== SHORT TASK ==
In the material below, find all lines with the string "documento" and copy them.

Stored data
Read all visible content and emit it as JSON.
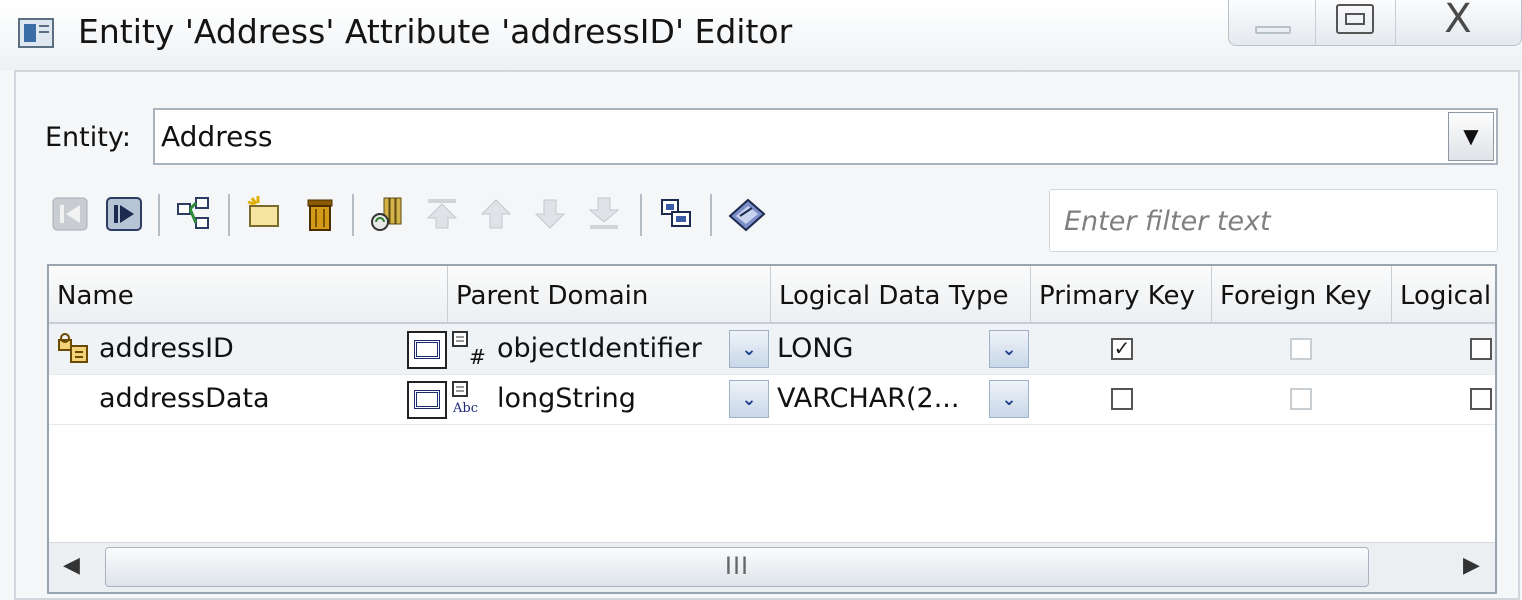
{
  "window": {
    "title": "Entity 'Address' Attribute 'addressID' Editor",
    "controls": {
      "minimize": "minimize",
      "maximize": "maximize",
      "close": "X"
    }
  },
  "entity": {
    "label": "Entity:",
    "value": "Address"
  },
  "toolbar": {
    "icons": [
      "previous-icon",
      "next-icon",
      "add-attribute-icon",
      "new-attribute-icon",
      "delete-icon",
      "reorder-icon",
      "move-top-icon",
      "move-up-icon",
      "move-down-icon",
      "move-bottom-icon",
      "copy-icon",
      "properties-icon"
    ]
  },
  "filter": {
    "placeholder": "Enter filter text",
    "value": ""
  },
  "table": {
    "columns": [
      "Name",
      "Parent Domain",
      "Logical Data Type",
      "Primary Key",
      "Foreign Key",
      "Logical"
    ],
    "rows": [
      {
        "name": "addressID",
        "parent_domain": "objectIdentifier",
        "domain_icon": "identifier-domain-icon",
        "logical_data_type": "LONG",
        "primary_key": true,
        "foreign_key": false,
        "logical": false,
        "selected": true,
        "row_icon": "primary-key-icon"
      },
      {
        "name": "addressData",
        "parent_domain": "longString",
        "domain_icon": "string-domain-icon",
        "logical_data_type": "VARCHAR(2...",
        "primary_key": false,
        "foreign_key": false,
        "logical": false,
        "selected": false,
        "row_icon": ""
      }
    ],
    "scrollbar_grip": "III"
  }
}
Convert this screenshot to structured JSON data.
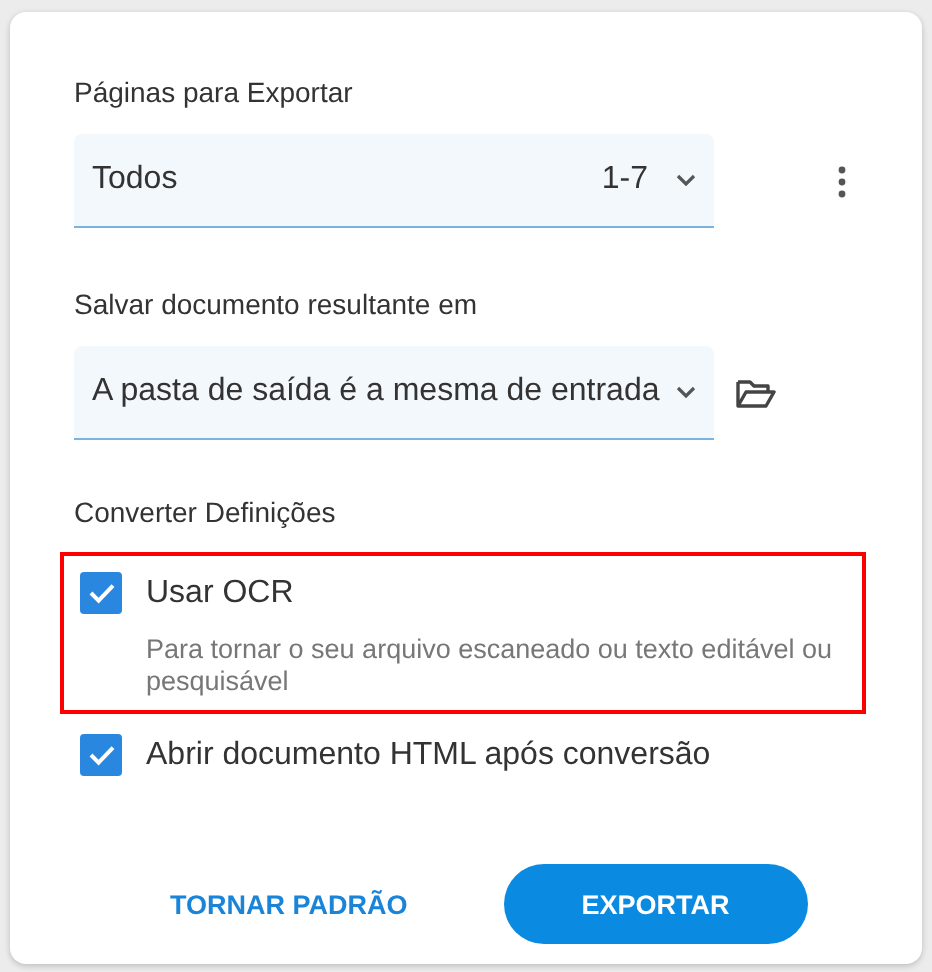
{
  "pages_section": {
    "label": "Páginas para Exportar",
    "select": {
      "value": "Todos",
      "range": "1-7"
    }
  },
  "output_section": {
    "label": "Salvar documento resultante em",
    "select": {
      "value": "A pasta de saída é a mesma de entrada"
    }
  },
  "settings_section": {
    "label": "Converter Definições",
    "options": [
      {
        "label": "Usar OCR",
        "description": "Para tornar o seu arquivo escaneado ou texto editável ou pesquisável",
        "checked": true,
        "highlighted": true
      },
      {
        "label": "Abrir documento HTML após conversão",
        "checked": true,
        "highlighted": false
      }
    ]
  },
  "buttons": [
    {
      "label": "TORNAR PADRÃO",
      "kind": "text"
    },
    {
      "label": "EXPORTAR",
      "kind": "primary"
    }
  ]
}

== FINISHED ANSWER ==
    "label": "Salvar documento resultante em",
        "label": "Abrir documento HTML após conversão",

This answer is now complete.